◆ YOUR OBJECTIVE
Please select every line of the material that contains the string "logo", matching case exactly, and copy each one.

◆ MATERIAL SUPPLIED
(begin)

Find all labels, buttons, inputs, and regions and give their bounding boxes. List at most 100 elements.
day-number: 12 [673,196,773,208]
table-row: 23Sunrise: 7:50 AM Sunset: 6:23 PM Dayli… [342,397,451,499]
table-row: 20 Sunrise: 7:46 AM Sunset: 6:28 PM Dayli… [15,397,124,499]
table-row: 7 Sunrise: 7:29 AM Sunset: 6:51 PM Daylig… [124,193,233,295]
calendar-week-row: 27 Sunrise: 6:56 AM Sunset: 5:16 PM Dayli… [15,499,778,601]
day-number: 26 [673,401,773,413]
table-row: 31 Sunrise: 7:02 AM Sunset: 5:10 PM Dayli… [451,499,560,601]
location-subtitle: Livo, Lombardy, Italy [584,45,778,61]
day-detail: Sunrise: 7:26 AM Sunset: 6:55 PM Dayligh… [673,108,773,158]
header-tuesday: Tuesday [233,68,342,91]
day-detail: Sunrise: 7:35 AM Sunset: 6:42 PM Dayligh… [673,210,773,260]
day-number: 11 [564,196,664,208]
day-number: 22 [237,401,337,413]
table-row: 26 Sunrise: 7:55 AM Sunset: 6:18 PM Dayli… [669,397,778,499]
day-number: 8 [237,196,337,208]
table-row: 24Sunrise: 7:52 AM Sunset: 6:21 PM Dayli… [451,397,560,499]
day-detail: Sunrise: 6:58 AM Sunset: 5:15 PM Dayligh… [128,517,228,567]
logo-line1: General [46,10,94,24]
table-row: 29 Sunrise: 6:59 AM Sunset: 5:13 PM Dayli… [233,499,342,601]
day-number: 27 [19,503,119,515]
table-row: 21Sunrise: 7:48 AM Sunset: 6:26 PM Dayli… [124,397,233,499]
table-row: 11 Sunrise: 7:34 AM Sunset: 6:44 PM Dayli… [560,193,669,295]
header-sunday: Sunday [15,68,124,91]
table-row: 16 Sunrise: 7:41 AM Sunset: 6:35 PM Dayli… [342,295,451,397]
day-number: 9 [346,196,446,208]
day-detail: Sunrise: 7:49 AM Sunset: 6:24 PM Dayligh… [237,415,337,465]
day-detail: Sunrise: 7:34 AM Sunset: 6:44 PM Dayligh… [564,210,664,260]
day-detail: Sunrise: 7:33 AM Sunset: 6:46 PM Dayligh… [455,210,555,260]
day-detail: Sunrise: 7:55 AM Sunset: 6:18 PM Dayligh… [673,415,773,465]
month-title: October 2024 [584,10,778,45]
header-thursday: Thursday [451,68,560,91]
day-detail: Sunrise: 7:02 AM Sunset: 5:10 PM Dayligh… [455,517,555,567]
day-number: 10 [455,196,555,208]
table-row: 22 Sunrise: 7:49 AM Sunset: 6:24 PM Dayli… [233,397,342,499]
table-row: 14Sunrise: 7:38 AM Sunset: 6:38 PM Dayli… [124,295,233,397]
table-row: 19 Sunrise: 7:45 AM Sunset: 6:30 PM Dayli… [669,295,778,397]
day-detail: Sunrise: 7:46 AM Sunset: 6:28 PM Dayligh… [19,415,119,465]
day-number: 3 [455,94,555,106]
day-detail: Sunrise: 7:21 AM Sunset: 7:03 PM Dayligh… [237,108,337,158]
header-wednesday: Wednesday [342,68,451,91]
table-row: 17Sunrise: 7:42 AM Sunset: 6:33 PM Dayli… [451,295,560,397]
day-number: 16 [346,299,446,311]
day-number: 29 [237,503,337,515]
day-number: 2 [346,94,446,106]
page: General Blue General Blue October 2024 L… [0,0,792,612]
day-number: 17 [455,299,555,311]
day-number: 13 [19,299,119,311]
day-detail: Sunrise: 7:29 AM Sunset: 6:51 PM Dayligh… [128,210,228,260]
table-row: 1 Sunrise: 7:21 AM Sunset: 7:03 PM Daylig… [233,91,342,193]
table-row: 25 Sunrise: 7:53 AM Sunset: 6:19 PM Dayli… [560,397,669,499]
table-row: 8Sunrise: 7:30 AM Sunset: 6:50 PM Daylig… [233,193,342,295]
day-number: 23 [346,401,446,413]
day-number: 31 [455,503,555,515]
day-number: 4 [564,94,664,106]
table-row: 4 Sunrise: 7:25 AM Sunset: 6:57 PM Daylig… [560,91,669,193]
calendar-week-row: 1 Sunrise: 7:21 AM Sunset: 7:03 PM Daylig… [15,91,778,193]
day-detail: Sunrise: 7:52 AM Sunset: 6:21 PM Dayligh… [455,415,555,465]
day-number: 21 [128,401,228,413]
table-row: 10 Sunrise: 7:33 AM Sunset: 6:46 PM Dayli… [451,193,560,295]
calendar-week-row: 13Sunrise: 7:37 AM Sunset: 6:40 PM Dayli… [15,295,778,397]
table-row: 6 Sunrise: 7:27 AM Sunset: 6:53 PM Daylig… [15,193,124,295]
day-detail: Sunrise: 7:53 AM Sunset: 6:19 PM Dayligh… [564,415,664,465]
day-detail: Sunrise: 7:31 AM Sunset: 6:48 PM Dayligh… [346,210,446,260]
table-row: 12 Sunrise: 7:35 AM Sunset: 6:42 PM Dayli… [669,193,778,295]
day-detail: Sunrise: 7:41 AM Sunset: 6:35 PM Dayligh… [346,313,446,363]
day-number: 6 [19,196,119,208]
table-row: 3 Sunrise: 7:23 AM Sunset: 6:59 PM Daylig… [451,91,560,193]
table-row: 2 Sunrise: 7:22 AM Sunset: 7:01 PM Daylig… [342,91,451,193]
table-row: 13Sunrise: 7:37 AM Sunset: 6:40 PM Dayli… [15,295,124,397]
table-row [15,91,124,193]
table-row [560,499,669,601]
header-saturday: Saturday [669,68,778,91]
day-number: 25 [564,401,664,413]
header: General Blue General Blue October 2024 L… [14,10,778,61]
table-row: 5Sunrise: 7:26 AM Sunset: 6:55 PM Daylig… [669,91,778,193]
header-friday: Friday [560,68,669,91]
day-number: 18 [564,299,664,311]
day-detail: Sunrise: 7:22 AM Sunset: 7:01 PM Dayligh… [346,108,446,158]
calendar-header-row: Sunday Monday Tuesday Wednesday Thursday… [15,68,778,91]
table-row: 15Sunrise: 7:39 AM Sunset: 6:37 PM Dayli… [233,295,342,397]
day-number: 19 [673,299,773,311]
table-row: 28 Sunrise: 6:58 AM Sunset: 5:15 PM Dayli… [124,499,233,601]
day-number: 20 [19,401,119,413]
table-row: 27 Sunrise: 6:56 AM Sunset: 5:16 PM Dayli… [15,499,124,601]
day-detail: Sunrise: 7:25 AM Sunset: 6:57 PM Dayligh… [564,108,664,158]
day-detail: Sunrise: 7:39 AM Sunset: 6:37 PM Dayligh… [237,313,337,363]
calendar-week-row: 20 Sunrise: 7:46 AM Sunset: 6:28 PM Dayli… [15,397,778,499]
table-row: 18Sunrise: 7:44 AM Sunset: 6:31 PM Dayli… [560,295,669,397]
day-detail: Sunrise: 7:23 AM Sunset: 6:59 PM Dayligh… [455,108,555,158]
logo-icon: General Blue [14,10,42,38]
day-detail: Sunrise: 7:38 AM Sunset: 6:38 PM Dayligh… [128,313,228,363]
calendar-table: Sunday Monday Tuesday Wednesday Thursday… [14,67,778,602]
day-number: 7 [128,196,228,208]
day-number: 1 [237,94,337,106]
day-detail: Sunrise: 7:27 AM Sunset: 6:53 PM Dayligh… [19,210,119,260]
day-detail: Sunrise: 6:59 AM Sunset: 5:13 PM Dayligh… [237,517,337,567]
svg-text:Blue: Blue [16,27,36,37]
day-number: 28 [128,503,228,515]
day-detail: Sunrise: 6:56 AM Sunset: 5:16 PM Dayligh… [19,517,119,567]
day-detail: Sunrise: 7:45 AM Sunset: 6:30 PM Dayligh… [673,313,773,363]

(end)

◆ SOLUTION
logo-line1: General [46,10,94,24]
logo-icon: General Blue [14,10,42,38]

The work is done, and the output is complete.